+++ GIVEN ENTRIES +++

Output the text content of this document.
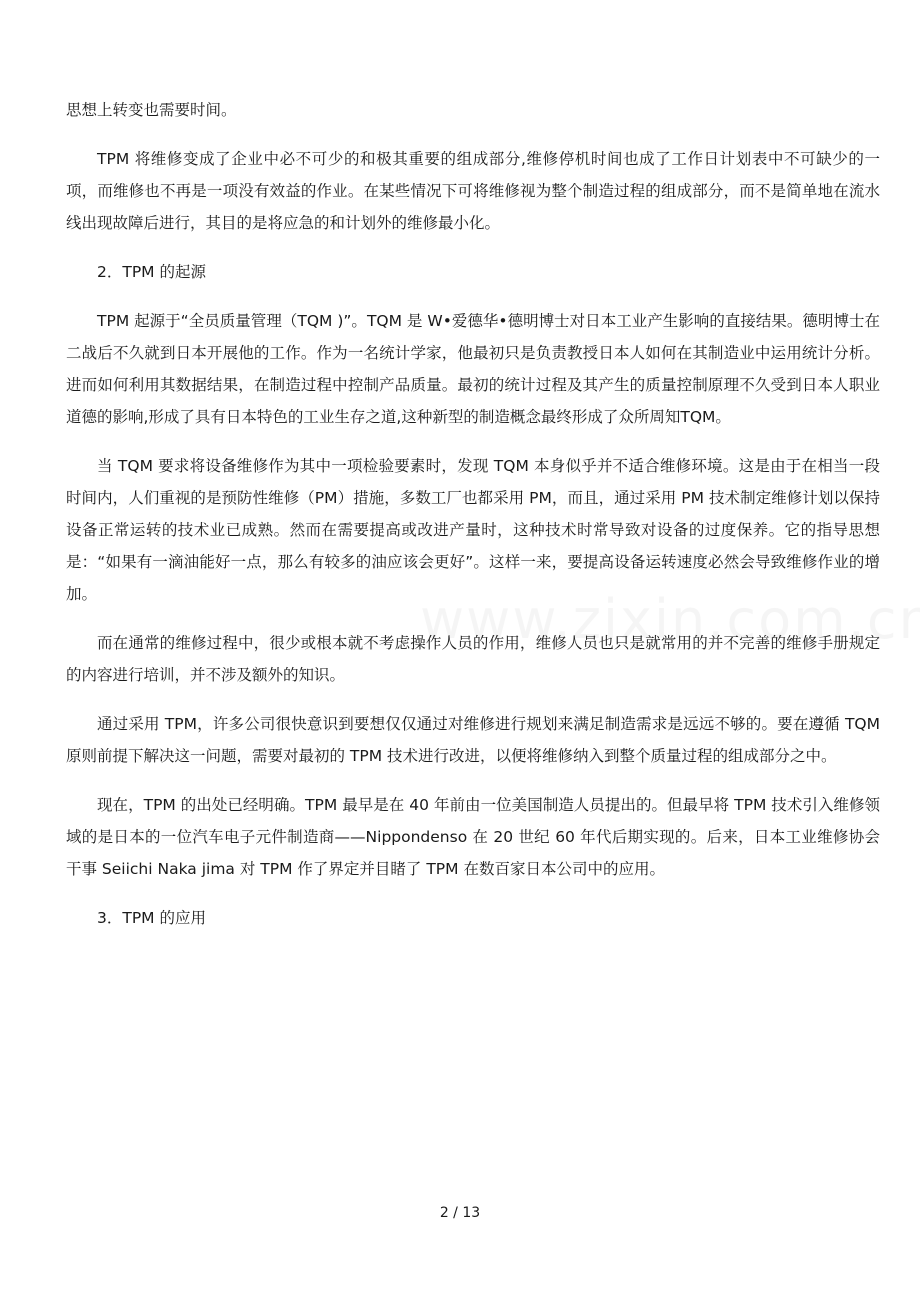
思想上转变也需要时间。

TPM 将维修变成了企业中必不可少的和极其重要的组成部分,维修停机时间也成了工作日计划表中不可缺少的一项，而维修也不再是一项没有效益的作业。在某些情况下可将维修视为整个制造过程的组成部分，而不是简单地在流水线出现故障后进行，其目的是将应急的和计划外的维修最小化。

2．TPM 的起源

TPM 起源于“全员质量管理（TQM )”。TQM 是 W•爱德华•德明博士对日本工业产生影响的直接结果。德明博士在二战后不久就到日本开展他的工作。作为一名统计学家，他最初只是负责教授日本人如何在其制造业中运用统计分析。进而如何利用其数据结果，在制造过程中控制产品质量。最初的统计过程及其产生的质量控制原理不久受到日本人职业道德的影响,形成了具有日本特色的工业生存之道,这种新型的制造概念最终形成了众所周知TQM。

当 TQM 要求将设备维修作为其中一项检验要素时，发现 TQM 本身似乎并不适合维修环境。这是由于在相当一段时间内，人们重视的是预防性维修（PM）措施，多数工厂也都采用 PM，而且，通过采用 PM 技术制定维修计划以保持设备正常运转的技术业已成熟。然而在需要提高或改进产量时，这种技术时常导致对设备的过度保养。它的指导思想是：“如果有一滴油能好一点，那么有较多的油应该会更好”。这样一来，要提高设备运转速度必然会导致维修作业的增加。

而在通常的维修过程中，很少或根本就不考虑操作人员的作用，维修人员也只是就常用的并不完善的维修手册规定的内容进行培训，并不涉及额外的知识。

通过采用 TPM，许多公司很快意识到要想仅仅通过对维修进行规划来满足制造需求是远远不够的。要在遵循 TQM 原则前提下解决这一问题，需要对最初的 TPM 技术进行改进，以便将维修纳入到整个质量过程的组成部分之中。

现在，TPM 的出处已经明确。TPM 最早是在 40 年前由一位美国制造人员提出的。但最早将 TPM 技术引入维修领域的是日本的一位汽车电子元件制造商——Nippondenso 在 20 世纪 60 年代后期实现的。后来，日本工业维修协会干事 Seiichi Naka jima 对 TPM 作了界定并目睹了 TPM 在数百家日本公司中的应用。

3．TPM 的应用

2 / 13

+++

**WORK TO COMPLETE**
Pictures are not part of the copy; reproduce everything else in the records exactly.

**RESULT OF THE EXERCISE**
Output the text content of this document.
思想上转变也需要时间。

TPM 将维修变成了企业中必不可少的和极其重要的组成部分,维修停机时间也成了工作日计划表中不可缺少的一项，而维修也不再是一项没有效益的作业。在某些情况下可将维修视为整个制造过程的组成部分，而不是简单地在流水线出现故障后进行，其目的是将应急的和计划外的维修最小化。

2．TPM 的起源

TPM 起源于“全员质量管理（TQM )”。TQM 是 W•爱德华•德明博士对日本工业产生影响的直接结果。德明博士在二战后不久就到日本开展他的工作。作为一名统计学家，他最初只是负责教授日本人如何在其制造业中运用统计分析。进而如何利用其数据结果，在制造过程中控制产品质量。最初的统计过程及其产生的质量控制原理不久受到日本人职业道德的影响,形成了具有日本特色的工业生存之道,这种新型的制造概念最终形成了众所周知TQM。

当 TQM 要求将设备维修作为其中一项检验要素时，发现 TQM 本身似乎并不适合维修环境。这是由于在相当一段时间内，人们重视的是预防性维修（PM）措施，多数工厂也都采用 PM，而且，通过采用 PM 技术制定维修计划以保持设备正常运转的技术业已成熟。然而在需要提高或改进产量时，这种技术时常导致对设备的过度保养。它的指导思想是：“如果有一滴油能好一点，那么有较多的油应该会更好”。这样一来，要提高设备运转速度必然会导致维修作业的增加。

而在通常的维修过程中，很少或根本就不考虑操作人员的作用，维修人员也只是就常用的并不完善的维修手册规定的内容进行培训，并不涉及额外的知识。

通过采用 TPM，许多公司很快意识到要想仅仅通过对维修进行规划来满足制造需求是远远不够的。要在遵循 TQM 原则前提下解决这一问题，需要对最初的 TPM 技术进行改进，以便将维修纳入到整个质量过程的组成部分之中。

现在，TPM 的出处已经明确。TPM 最早是在 40 年前由一位美国制造人员提出的。但最早将 TPM 技术引入维修领域的是日本的一位汽车电子元件制造商——Nippondenso 在 20 世纪 60 年代后期实现的。后来，日本工业维修协会干事 Seiichi Naka jima 对 TPM 作了界定并目睹了 TPM 在数百家日本公司中的应用。

3．TPM 的应用

2 / 13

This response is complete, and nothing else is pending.